[Document layout analysis data]
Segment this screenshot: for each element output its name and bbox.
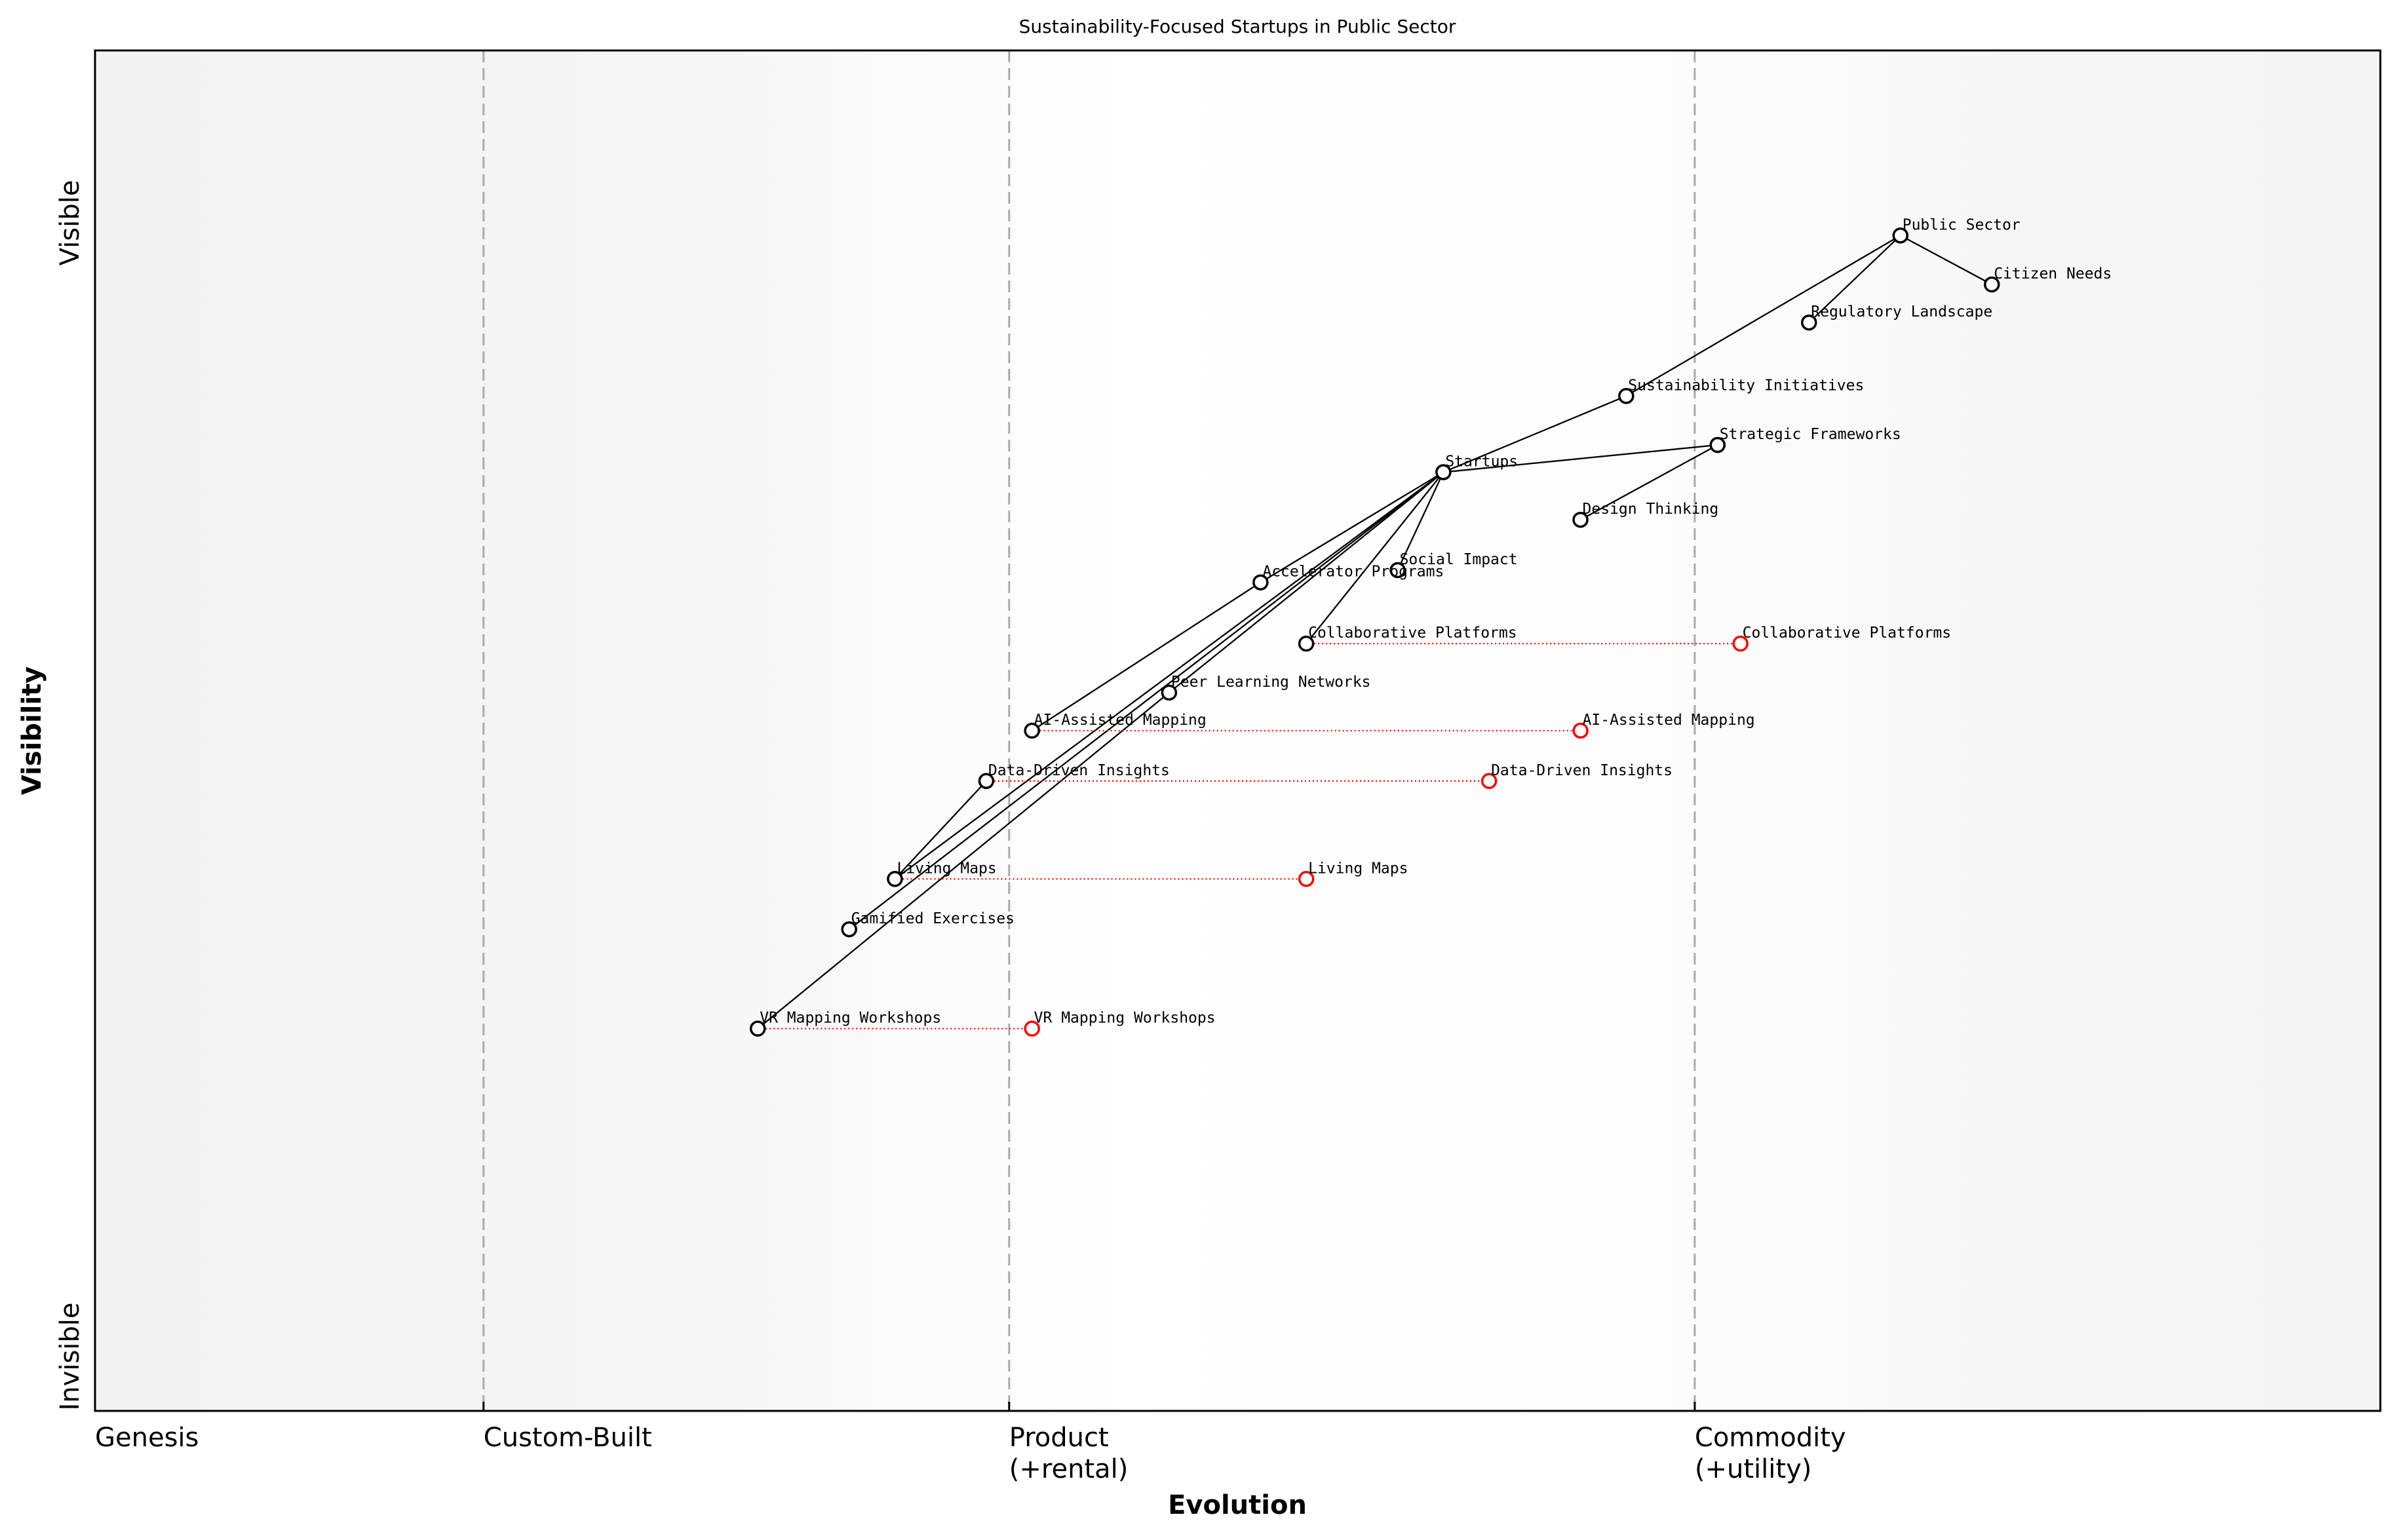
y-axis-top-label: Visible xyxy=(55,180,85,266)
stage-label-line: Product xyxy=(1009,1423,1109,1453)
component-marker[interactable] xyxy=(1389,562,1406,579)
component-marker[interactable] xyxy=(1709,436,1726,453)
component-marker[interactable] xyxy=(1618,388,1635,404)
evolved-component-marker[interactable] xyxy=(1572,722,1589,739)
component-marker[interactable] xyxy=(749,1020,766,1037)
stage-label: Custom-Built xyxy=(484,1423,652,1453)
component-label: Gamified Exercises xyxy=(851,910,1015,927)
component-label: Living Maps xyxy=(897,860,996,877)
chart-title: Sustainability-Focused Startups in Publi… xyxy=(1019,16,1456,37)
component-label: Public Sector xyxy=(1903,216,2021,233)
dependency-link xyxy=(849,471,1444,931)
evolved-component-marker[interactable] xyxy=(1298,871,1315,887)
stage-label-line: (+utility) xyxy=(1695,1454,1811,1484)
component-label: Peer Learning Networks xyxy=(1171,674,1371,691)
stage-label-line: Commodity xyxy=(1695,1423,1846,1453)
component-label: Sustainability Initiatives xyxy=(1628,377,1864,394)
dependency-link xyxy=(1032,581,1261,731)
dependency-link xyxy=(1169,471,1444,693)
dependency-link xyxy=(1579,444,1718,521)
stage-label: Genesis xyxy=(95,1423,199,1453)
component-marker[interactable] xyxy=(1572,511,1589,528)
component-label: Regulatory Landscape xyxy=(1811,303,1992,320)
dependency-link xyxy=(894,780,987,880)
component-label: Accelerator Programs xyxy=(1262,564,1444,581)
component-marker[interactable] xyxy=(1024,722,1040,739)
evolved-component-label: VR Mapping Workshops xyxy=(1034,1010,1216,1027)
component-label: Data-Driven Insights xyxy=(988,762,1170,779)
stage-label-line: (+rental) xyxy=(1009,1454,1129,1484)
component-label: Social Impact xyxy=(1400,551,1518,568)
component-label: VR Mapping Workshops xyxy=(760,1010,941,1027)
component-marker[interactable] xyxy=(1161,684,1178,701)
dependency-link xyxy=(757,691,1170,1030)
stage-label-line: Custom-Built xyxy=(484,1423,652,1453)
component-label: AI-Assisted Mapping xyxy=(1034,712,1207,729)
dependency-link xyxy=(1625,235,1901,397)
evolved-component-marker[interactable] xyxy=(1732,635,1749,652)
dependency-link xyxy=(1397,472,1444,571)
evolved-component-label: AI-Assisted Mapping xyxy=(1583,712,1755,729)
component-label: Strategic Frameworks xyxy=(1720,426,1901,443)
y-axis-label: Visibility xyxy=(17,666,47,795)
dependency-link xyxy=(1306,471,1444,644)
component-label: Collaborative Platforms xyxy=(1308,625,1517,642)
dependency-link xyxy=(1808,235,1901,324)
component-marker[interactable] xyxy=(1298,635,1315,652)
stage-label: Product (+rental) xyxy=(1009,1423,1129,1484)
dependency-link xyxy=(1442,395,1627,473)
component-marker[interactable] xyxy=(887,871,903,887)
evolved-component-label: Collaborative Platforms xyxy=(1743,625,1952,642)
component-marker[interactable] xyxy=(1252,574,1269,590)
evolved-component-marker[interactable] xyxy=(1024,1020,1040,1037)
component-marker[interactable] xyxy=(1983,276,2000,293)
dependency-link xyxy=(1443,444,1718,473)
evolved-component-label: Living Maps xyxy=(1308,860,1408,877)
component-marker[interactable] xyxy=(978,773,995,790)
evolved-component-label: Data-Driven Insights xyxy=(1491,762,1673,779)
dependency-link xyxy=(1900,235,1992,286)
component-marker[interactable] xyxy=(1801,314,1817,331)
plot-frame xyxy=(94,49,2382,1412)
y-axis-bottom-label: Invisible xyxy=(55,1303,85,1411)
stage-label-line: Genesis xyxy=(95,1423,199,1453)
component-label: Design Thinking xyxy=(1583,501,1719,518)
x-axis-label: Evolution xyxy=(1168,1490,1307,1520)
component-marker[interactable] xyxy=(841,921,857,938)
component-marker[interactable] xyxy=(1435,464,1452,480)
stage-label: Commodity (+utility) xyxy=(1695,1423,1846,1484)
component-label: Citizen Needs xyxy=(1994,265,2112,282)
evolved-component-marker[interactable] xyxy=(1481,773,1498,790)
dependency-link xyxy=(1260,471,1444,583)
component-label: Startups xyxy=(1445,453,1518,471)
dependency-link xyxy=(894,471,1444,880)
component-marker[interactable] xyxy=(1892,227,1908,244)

▶ Exercise aim
Transcribe every entry exactly, omitting pictures.

▶ Exercise result
Segment this screenshot: for each element output its name and bbox.
y-axis-top-label: Visible xyxy=(55,180,85,266)
stage-label-line: Product xyxy=(1009,1423,1109,1453)
component-marker[interactable] xyxy=(1389,562,1406,579)
component-marker[interactable] xyxy=(1709,436,1726,453)
component-marker[interactable] xyxy=(1618,388,1635,404)
evolved-component-marker[interactable] xyxy=(1572,722,1589,739)
component-marker[interactable] xyxy=(749,1020,766,1037)
stage-label: Custom-Built xyxy=(484,1423,652,1453)
component-label: Gamified Exercises xyxy=(851,910,1015,927)
component-label: Living Maps xyxy=(897,860,996,877)
chart-title: Sustainability-Focused Startups in Publi… xyxy=(1019,16,1456,37)
component-label: Public Sector xyxy=(1903,216,2021,233)
dependency-link xyxy=(849,471,1444,931)
evolved-component-marker[interactable] xyxy=(1298,871,1315,887)
stage-label-line: (+utility) xyxy=(1695,1454,1811,1484)
component-label: Peer Learning Networks xyxy=(1171,674,1371,691)
stage-label-line: Commodity xyxy=(1695,1423,1846,1453)
component-label: Sustainability Initiatives xyxy=(1628,377,1864,394)
dependency-link xyxy=(1032,581,1261,731)
dependency-link xyxy=(1169,471,1444,693)
dependency-link xyxy=(1579,444,1718,521)
stage-label: Genesis xyxy=(95,1423,199,1453)
component-marker[interactable] xyxy=(1572,511,1589,528)
component-label: Regulatory Landscape xyxy=(1811,303,1992,320)
dependency-link xyxy=(894,780,987,880)
component-label: Accelerator Programs xyxy=(1262,564,1444,581)
component-marker[interactable] xyxy=(1024,722,1040,739)
evolved-component-label: VR Mapping Workshops xyxy=(1034,1010,1216,1027)
component-label: Data-Driven Insights xyxy=(988,762,1170,779)
stage-label-line: (+rental) xyxy=(1009,1454,1129,1484)
component-label: Social Impact xyxy=(1400,551,1518,568)
component-label: VR Mapping Workshops xyxy=(760,1010,941,1027)
component-marker[interactable] xyxy=(1161,684,1178,701)
dependency-link xyxy=(757,691,1170,1030)
stage-label-line: Custom-Built xyxy=(484,1423,652,1453)
component-label: AI-Assisted Mapping xyxy=(1034,712,1207,729)
dependency-link xyxy=(1625,235,1901,397)
evolved-component-marker[interactable] xyxy=(1732,635,1749,652)
dependency-link xyxy=(1397,472,1444,571)
evolved-component-label: AI-Assisted Mapping xyxy=(1583,712,1755,729)
component-label: Strategic Frameworks xyxy=(1720,426,1901,443)
y-axis-label: Visibility xyxy=(17,666,47,795)
dependency-link xyxy=(1306,471,1444,644)
component-label: Collaborative Platforms xyxy=(1308,625,1517,642)
dependency-link xyxy=(1808,235,1901,324)
component-marker[interactable] xyxy=(1298,635,1315,652)
stage-label: Product (+rental) xyxy=(1009,1423,1129,1484)
dependency-link xyxy=(1442,395,1627,473)
component-marker[interactable] xyxy=(887,871,903,887)
evolved-component-label: Collaborative Platforms xyxy=(1743,625,1952,642)
component-marker[interactable] xyxy=(1252,574,1269,590)
evolved-component-marker[interactable] xyxy=(1024,1020,1040,1037)
component-marker[interactable] xyxy=(1983,276,2000,293)
dependency-link xyxy=(1443,444,1718,473)
evolved-component-label: Living Maps xyxy=(1308,860,1408,877)
component-marker[interactable] xyxy=(978,773,995,790)
evolved-component-label: Data-Driven Insights xyxy=(1491,762,1673,779)
dependency-link xyxy=(1900,235,1992,286)
component-marker[interactable] xyxy=(1801,314,1817,331)
plot-frame xyxy=(94,49,2382,1412)
y-axis-bottom-label: Invisible xyxy=(55,1303,85,1411)
stage-label-line: Genesis xyxy=(95,1423,199,1453)
component-label: Design Thinking xyxy=(1583,501,1719,518)
x-axis-label: Evolution xyxy=(1168,1490,1307,1520)
component-marker[interactable] xyxy=(841,921,857,938)
component-marker[interactable] xyxy=(1435,464,1452,480)
stage-label: Commodity (+utility) xyxy=(1695,1423,1846,1484)
component-label: Citizen Needs xyxy=(1994,265,2112,282)
evolved-component-marker[interactable] xyxy=(1481,773,1498,790)
dependency-link xyxy=(1260,471,1444,583)
component-label: Startups xyxy=(1445,453,1518,471)
dependency-link xyxy=(894,471,1444,880)
component-marker[interactable] xyxy=(1892,227,1908,244)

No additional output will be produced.